> Exercise prompt
Each record below should be repeated precisely as written.

> Entries supplied
================================
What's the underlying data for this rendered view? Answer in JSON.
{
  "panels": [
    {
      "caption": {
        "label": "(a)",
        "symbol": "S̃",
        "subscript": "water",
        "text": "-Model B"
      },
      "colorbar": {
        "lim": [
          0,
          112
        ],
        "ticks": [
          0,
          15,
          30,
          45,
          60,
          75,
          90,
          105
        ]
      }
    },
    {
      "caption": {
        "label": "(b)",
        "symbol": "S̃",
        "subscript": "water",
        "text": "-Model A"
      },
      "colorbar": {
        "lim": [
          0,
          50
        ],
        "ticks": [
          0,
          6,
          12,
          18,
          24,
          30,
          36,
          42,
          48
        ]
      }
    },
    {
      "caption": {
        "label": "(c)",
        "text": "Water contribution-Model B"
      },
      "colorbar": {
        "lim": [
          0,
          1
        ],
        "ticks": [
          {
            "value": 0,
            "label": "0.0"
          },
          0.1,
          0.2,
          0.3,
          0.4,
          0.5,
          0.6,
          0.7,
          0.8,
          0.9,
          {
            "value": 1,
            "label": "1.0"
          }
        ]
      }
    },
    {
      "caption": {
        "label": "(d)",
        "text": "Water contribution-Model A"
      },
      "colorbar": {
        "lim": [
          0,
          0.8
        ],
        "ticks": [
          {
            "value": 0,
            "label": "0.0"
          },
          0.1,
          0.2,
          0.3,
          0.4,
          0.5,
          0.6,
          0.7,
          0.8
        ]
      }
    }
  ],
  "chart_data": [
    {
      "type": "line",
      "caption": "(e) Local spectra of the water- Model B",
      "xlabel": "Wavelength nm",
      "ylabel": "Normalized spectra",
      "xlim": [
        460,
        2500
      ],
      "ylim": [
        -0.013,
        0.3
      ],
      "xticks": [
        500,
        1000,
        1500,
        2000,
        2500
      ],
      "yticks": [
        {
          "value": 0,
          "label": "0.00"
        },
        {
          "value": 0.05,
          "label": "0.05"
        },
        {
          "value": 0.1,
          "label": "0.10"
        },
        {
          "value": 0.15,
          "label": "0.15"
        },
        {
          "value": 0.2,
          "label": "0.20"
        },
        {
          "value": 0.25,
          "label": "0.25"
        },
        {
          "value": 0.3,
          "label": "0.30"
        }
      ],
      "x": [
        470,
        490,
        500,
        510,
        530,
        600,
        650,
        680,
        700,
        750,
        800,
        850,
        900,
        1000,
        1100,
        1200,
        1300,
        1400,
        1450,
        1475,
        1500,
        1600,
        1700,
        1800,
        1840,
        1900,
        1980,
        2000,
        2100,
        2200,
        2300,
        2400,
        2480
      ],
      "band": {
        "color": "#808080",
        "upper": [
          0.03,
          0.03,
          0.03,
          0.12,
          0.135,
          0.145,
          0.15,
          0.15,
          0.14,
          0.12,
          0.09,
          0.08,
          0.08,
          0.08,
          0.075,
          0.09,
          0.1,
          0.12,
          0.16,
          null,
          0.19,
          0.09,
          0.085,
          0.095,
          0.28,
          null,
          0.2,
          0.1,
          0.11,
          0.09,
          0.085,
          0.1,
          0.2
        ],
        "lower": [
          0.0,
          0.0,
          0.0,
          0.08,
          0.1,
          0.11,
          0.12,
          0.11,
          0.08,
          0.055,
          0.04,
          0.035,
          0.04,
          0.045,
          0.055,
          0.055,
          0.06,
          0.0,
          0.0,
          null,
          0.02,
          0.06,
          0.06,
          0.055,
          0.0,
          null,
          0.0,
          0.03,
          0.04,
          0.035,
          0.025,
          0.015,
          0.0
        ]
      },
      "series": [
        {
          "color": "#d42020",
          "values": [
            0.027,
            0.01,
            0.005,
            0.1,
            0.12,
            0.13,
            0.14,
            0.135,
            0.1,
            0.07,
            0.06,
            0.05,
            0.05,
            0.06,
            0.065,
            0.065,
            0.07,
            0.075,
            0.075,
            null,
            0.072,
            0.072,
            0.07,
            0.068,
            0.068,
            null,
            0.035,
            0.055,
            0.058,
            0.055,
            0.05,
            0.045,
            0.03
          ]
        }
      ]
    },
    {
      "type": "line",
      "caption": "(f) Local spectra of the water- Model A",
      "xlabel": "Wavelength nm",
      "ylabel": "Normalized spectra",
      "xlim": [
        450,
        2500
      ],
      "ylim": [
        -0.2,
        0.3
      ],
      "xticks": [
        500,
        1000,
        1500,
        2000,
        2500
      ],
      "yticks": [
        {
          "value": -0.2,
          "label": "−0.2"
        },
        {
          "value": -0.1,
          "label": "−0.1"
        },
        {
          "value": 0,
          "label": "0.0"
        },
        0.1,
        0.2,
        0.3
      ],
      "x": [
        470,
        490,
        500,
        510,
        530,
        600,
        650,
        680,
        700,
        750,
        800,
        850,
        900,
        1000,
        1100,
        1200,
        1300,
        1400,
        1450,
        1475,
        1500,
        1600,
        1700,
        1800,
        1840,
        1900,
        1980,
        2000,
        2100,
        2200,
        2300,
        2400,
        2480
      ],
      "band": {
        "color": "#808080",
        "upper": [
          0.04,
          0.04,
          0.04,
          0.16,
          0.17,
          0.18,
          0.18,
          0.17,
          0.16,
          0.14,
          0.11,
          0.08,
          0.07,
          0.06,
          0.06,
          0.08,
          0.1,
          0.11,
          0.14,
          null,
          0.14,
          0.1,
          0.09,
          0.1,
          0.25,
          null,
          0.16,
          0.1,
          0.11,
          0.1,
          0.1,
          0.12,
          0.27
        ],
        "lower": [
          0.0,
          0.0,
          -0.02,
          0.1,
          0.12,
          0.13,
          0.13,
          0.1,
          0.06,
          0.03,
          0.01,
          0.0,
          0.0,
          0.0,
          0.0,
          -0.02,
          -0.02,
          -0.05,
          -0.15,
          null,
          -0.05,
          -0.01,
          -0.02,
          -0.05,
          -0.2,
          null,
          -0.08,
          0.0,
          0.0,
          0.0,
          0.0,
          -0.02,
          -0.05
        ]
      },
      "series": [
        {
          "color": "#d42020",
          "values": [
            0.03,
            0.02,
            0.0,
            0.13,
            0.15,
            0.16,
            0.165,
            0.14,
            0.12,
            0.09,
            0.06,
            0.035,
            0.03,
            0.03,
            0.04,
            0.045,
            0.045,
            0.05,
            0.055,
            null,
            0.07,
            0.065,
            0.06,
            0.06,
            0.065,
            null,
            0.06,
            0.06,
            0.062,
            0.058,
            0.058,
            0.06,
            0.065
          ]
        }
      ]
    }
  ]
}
================================
> Solution below
What's the underlying data for this rendered view? Answer in JSON.
{
  "panels": [
    {
      "caption": {
        "label": "(a)",
        "symbol": "S̃",
        "subscript": "water",
        "text": "-Model B"
      },
      "colorbar": {
        "lim": [
          0,
          112
        ],
        "ticks": [
          0,
          15,
          30,
          45,
          60,
          75,
          90,
          105
        ]
      }
    },
    {
      "caption": {
        "label": "(b)",
        "symbol": "S̃",
        "subscript": "water",
        "text": "-Model A"
      },
      "colorbar": {
        "lim": [
          0,
          50
        ],
        "ticks": [
          0,
          6,
          12,
          18,
          24,
          30,
          36,
          42,
          48
        ]
      }
    },
    {
      "caption": {
        "label": "(c)",
        "text": "Water contribution-Model B"
      },
      "colorbar": {
        "lim": [
          0,
          1
        ],
        "ticks": [
          {
            "value": 0,
            "label": "0.0"
          },
          0.1,
          0.2,
          0.3,
          0.4,
          0.5,
          0.6,
          0.7,
          0.8,
          0.9,
          {
            "value": 1,
            "label": "1.0"
          }
        ]
      }
    },
    {
      "caption": {
        "label": "(d)",
        "text": "Water contribution-Model A"
      },
      "colorbar": {
        "lim": [
          0,
          0.8
        ],
        "ticks": [
          {
            "value": 0,
            "label": "0.0"
          },
          0.1,
          0.2,
          0.3,
          0.4,
          0.5,
          0.6,
          0.7,
          0.8
        ]
      }
    }
  ],
  "chart_data": [
    {
      "type": "line",
      "caption": "(e) Local spectra of the water- Model B",
      "xlabel": "Wavelength nm",
      "ylabel": "Normalized spectra",
      "xlim": [
        460,
        2500
      ],
      "ylim": [
        -0.013,
        0.3
      ],
      "xticks": [
        500,
        1000,
        1500,
        2000,
        2500
      ],
      "yticks": [
        {
          "value": 0,
          "label": "0.00"
        },
        {
          "value": 0.05,
          "label": "0.05"
        },
        {
          "value": 0.1,
          "label": "0.10"
        },
        {
          "value": 0.15,
          "label": "0.15"
        },
        {
          "value": 0.2,
          "label": "0.20"
        },
        {
          "value": 0.25,
          "label": "0.25"
        },
        {
          "value": 0.3,
          "label": "0.30"
        }
      ],
      "x": [
        470,
        490,
        500,
        510,
        530,
        600,
        650,
        680,
        700,
        750,
        800,
        850,
        900,
        1000,
        1100,
        1200,
        1300,
        1400,
        1450,
        1475,
        1500,
        1600,
        1700,
        1800,
        1840,
        1900,
        1980,
        2000,
        2100,
        2200,
        2300,
        2400,
        2480
      ],
      "band": {
        "color": "#808080",
        "upper": [
          0.03,
          0.03,
          0.03,
          0.12,
          0.135,
          0.145,
          0.15,
          0.15,
          0.14,
          0.12,
          0.09,
          0.08,
          0.08,
          0.08,
          0.075,
          0.09,
          0.1,
          0.12,
          0.16,
          null,
          0.19,
          0.09,
          0.085,
          0.095,
          0.28,
          null,
          0.2,
          0.1,
          0.11,
          0.09,
          0.085,
          0.1,
          0.2
        ],
        "lower": [
          0.0,
          0.0,
          0.0,
          0.08,
          0.1,
          0.11,
          0.12,
          0.11,
          0.08,
          0.055,
          0.04,
          0.035,
          0.04,
          0.045,
          0.055,
          0.055,
          0.06,
          0.0,
          0.0,
          null,
          0.02,
          0.06,
          0.06,
          0.055,
          0.0,
          null,
          0.0,
          0.03,
          0.04,
          0.035,
          0.025,
          0.015,
          0.0
        ]
      },
      "series": [
        {
          "color": "#d42020",
          "values": [
            0.027,
            0.01,
            0.005,
            0.1,
            0.12,
            0.13,
            0.14,
            0.135,
            0.1,
            0.07,
            0.06,
            0.05,
            0.05,
            0.06,
            0.065,
            0.065,
            0.07,
            0.075,
            0.075,
            null,
            0.072,
            0.072,
            0.07,
            0.068,
            0.068,
            null,
            0.035,
            0.055,
            0.058,
            0.055,
            0.05,
            0.045,
            0.03
          ]
        }
      ]
    },
    {
      "type": "line",
      "caption": "(f) Local spectra of the water- Model A",
      "xlabel": "Wavelength nm",
      "ylabel": "Normalized spectra",
      "xlim": [
        450,
        2500
      ],
      "ylim": [
        -0.2,
        0.3
      ],
      "xticks": [
        500,
        1000,
        1500,
        2000,
        2500
      ],
      "yticks": [
        {
          "value": -0.2,
          "label": "−0.2"
        },
        {
          "value": -0.1,
          "label": "−0.1"
        },
        {
          "value": 0,
          "label": "0.0"
        },
        0.1,
        0.2,
        0.3
      ],
      "x": [
        470,
        490,
        500,
        510,
        530,
        600,
        650,
        680,
        700,
        750,
        800,
        850,
        900,
        1000,
        1100,
        1200,
        1300,
        1400,
        1450,
        1475,
        1500,
        1600,
        1700,
        1800,
        1840,
        1900,
        1980,
        2000,
        2100,
        2200,
        2300,
        2400,
        2480
      ],
      "band": {
        "color": "#808080",
        "upper": [
          0.04,
          0.04,
          0.04,
          0.16,
          0.17,
          0.18,
          0.18,
          0.17,
          0.16,
          0.14,
          0.11,
          0.08,
          0.07,
          0.06,
          0.06,
          0.08,
          0.1,
          0.11,
          0.14,
          null,
          0.14,
          0.1,
          0.09,
          0.1,
          0.25,
          null,
          0.16,
          0.1,
          0.11,
          0.1,
          0.1,
          0.12,
          0.27
        ],
        "lower": [
          0.0,
          0.0,
          -0.02,
          0.1,
          0.12,
          0.13,
          0.13,
          0.1,
          0.06,
          0.03,
          0.01,
          0.0,
          0.0,
          0.0,
          0.0,
          -0.02,
          -0.02,
          -0.05,
          -0.15,
          null,
          -0.05,
          -0.01,
          -0.02,
          -0.05,
          -0.2,
          null,
          -0.08,
          0.0,
          0.0,
          0.0,
          0.0,
          -0.02,
          -0.05
        ]
      },
      "series": [
        {
          "color": "#d42020",
          "values": [
            0.03,
            0.02,
            0.0,
            0.13,
            0.15,
            0.16,
            0.165,
            0.14,
            0.12,
            0.09,
            0.06,
            0.035,
            0.03,
            0.03,
            0.04,
            0.045,
            0.045,
            0.05,
            0.055,
            null,
            0.07,
            0.065,
            0.06,
            0.06,
            0.065,
            null,
            0.06,
            0.06,
            0.062,
            0.058,
            0.058,
            0.06,
            0.065
          ]
        }
      ]
    }
  ]
}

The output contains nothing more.